● **The exercise**
Copy every item below line for line, with no changes to any character.

Element location data:
────────────────────────────────────────
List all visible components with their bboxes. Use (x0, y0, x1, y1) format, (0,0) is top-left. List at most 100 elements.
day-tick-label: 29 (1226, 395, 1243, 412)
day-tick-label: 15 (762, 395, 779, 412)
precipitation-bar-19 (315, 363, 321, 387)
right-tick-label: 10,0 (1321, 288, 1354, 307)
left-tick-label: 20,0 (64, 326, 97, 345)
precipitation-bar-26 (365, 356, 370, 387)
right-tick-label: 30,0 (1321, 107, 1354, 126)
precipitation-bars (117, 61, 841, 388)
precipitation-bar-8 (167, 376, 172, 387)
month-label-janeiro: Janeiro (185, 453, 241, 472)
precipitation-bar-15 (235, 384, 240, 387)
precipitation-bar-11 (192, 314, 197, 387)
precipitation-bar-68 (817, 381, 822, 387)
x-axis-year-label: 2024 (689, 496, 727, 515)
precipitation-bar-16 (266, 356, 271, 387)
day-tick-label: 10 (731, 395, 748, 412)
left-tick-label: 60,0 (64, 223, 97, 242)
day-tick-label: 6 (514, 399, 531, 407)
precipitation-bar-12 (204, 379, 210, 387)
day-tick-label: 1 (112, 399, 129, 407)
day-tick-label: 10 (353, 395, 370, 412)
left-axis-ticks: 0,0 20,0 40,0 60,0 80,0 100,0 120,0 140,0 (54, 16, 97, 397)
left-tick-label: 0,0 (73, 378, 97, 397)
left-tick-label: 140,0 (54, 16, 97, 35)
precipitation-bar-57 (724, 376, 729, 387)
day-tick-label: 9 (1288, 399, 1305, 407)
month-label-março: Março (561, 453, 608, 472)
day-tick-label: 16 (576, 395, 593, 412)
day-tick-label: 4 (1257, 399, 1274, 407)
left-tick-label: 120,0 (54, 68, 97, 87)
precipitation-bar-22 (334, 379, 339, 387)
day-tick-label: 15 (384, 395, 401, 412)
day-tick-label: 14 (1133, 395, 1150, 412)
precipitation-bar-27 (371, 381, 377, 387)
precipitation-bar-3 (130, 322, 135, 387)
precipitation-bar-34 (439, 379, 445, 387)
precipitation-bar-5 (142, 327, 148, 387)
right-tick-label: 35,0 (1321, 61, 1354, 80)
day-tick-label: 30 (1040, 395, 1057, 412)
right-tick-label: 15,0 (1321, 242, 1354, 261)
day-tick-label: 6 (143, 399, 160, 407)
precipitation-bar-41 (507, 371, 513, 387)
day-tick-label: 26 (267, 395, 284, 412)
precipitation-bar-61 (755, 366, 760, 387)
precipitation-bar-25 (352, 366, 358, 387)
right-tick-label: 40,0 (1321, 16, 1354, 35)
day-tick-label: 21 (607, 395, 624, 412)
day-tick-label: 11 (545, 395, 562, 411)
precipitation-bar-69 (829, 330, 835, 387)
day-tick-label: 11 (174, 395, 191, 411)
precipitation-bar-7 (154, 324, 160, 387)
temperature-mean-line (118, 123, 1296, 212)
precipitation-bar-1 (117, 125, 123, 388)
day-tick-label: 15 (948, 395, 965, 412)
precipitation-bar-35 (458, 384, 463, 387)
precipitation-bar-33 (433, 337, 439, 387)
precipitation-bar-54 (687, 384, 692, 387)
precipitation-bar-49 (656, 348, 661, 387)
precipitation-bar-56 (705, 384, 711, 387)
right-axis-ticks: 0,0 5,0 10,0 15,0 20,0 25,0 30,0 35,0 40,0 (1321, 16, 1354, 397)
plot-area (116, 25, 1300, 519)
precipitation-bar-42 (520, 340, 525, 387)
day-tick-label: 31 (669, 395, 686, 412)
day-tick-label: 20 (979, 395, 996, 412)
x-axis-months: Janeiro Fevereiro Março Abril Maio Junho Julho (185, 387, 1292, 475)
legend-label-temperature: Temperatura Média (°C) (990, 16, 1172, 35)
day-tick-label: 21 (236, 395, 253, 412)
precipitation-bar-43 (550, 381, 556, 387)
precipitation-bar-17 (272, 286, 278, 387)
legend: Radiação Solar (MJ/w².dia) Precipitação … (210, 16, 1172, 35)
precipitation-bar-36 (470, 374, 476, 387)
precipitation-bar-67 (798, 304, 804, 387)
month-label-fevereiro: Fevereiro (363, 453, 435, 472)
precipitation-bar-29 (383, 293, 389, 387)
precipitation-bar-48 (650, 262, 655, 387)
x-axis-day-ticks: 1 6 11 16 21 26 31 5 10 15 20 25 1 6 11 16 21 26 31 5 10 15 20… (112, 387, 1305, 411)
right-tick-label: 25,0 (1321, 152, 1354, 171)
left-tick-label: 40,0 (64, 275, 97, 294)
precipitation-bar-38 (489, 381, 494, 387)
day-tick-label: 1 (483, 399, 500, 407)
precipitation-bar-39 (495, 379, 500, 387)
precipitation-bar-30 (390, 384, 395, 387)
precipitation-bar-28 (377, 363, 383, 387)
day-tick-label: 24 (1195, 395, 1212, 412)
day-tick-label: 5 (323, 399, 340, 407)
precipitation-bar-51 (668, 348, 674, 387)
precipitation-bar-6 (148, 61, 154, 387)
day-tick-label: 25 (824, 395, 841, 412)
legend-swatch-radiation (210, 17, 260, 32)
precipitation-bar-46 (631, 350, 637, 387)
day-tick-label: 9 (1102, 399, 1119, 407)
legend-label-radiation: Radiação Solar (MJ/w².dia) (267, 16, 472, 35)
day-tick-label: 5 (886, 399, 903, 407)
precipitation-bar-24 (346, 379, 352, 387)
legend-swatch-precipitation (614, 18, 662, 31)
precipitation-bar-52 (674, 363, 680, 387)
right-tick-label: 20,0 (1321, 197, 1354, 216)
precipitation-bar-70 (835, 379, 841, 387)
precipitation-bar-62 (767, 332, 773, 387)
────────────────────────────────────────
● **Correct output**
List all visible components with their bboxes. Use (x0, y0, x1, y1) format, (0,0) is top-left. List at most 100 elements.
day-tick-label: 29 (1226, 395, 1243, 412)
day-tick-label: 15 (762, 395, 779, 412)
precipitation-bar-19 (315, 363, 321, 387)
right-tick-label: 10,0 (1321, 288, 1354, 307)
left-tick-label: 20,0 (64, 326, 97, 345)
precipitation-bar-26 (365, 356, 370, 387)
right-tick-label: 30,0 (1321, 107, 1354, 126)
precipitation-bars (117, 61, 841, 388)
precipitation-bar-8 (167, 376, 172, 387)
month-label-janeiro: Janeiro (185, 453, 241, 472)
precipitation-bar-15 (235, 384, 240, 387)
precipitation-bar-11 (192, 314, 197, 387)
precipitation-bar-68 (817, 381, 822, 387)
x-axis-year-label: 2024 (689, 496, 727, 515)
precipitation-bar-16 (266, 356, 271, 387)
day-tick-label: 10 (731, 395, 748, 412)
left-tick-label: 60,0 (64, 223, 97, 242)
day-tick-label: 6 (514, 399, 531, 407)
precipitation-bar-12 (204, 379, 210, 387)
day-tick-label: 1 (112, 399, 129, 407)
day-tick-label: 10 (353, 395, 370, 412)
left-axis-ticks: 0,0 20,0 40,0 60,0 80,0 100,0 120,0 140,0 (54, 16, 97, 397)
left-tick-label: 0,0 (73, 378, 97, 397)
left-tick-label: 140,0 (54, 16, 97, 35)
precipitation-bar-57 (724, 376, 729, 387)
day-tick-label: 9 (1288, 399, 1305, 407)
month-label-março: Março (561, 453, 608, 472)
day-tick-label: 16 (576, 395, 593, 412)
day-tick-label: 4 (1257, 399, 1274, 407)
left-tick-label: 120,0 (54, 68, 97, 87)
precipitation-bar-22 (334, 379, 339, 387)
day-tick-label: 15 (384, 395, 401, 412)
day-tick-label: 14 (1133, 395, 1150, 412)
precipitation-bar-27 (371, 381, 377, 387)
precipitation-bar-3 (130, 322, 135, 387)
precipitation-bar-34 (439, 379, 445, 387)
precipitation-bar-5 (142, 327, 148, 387)
right-tick-label: 35,0 (1321, 61, 1354, 80)
day-tick-label: 30 (1040, 395, 1057, 412)
right-tick-label: 15,0 (1321, 242, 1354, 261)
day-tick-label: 6 (143, 399, 160, 407)
precipitation-bar-41 (507, 371, 513, 387)
day-tick-label: 26 (267, 395, 284, 412)
precipitation-bar-61 (755, 366, 760, 387)
precipitation-bar-25 (352, 366, 358, 387)
right-tick-label: 40,0 (1321, 16, 1354, 35)
day-tick-label: 21 (607, 395, 624, 412)
day-tick-label: 11 (545, 395, 562, 411)
precipitation-bar-69 (829, 330, 835, 387)
day-tick-label: 11 (174, 395, 191, 411)
precipitation-bar-7 (154, 324, 160, 387)
temperature-mean-line (118, 123, 1296, 212)
precipitation-bar-1 (117, 125, 123, 388)
day-tick-label: 15 (948, 395, 965, 412)
precipitation-bar-35 (458, 384, 463, 387)
precipitation-bar-33 (433, 337, 439, 387)
precipitation-bar-54 (687, 384, 692, 387)
precipitation-bar-49 (656, 348, 661, 387)
precipitation-bar-56 (705, 384, 711, 387)
right-axis-ticks: 0,0 5,0 10,0 15,0 20,0 25,0 30,0 35,0 40,0 (1321, 16, 1354, 397)
plot-area (116, 25, 1300, 519)
precipitation-bar-42 (520, 340, 525, 387)
day-tick-label: 31 (669, 395, 686, 412)
day-tick-label: 20 (979, 395, 996, 412)
x-axis-months: Janeiro Fevereiro Março Abril Maio Junho Julho (185, 387, 1292, 475)
legend-label-temperature: Temperatura Média (°C) (990, 16, 1172, 35)
day-tick-label: 21 (236, 395, 253, 412)
precipitation-bar-43 (550, 381, 556, 387)
precipitation-bar-17 (272, 286, 278, 387)
legend: Radiação Solar (MJ/w².dia) Precipitação … (210, 16, 1172, 35)
precipitation-bar-36 (470, 374, 476, 387)
precipitation-bar-67 (798, 304, 804, 387)
month-label-fevereiro: Fevereiro (363, 453, 435, 472)
precipitation-bar-29 (383, 293, 389, 387)
precipitation-bar-48 (650, 262, 655, 387)
x-axis-day-ticks: 1 6 11 16 21 26 31 5 10 15 20 25 1 6 11 16 21 26 31 5 10 15 20… (112, 387, 1305, 411)
right-tick-label: 25,0 (1321, 152, 1354, 171)
left-tick-label: 40,0 (64, 275, 97, 294)
precipitation-bar-38 (489, 381, 494, 387)
day-tick-label: 1 (483, 399, 500, 407)
precipitation-bar-39 (495, 379, 500, 387)
precipitation-bar-30 (390, 384, 395, 387)
precipitation-bar-28 (377, 363, 383, 387)
day-tick-label: 24 (1195, 395, 1212, 412)
day-tick-label: 5 (323, 399, 340, 407)
precipitation-bar-51 (668, 348, 674, 387)
precipitation-bar-6 (148, 61, 154, 387)
day-tick-label: 25 (824, 395, 841, 412)
legend-swatch-radiation (210, 17, 260, 32)
precipitation-bar-46 (631, 350, 637, 387)
day-tick-label: 9 (1102, 399, 1119, 407)
legend-label-radiation: Radiação Solar (MJ/w².dia) (267, 16, 472, 35)
day-tick-label: 5 (886, 399, 903, 407)
precipitation-bar-24 (346, 379, 352, 387)
legend-swatch-precipitation (614, 18, 662, 31)
precipitation-bar-52 (674, 363, 680, 387)
right-tick-label: 20,0 (1321, 197, 1354, 216)
precipitation-bar-70 (835, 379, 841, 387)
precipitation-bar-62 (767, 332, 773, 387)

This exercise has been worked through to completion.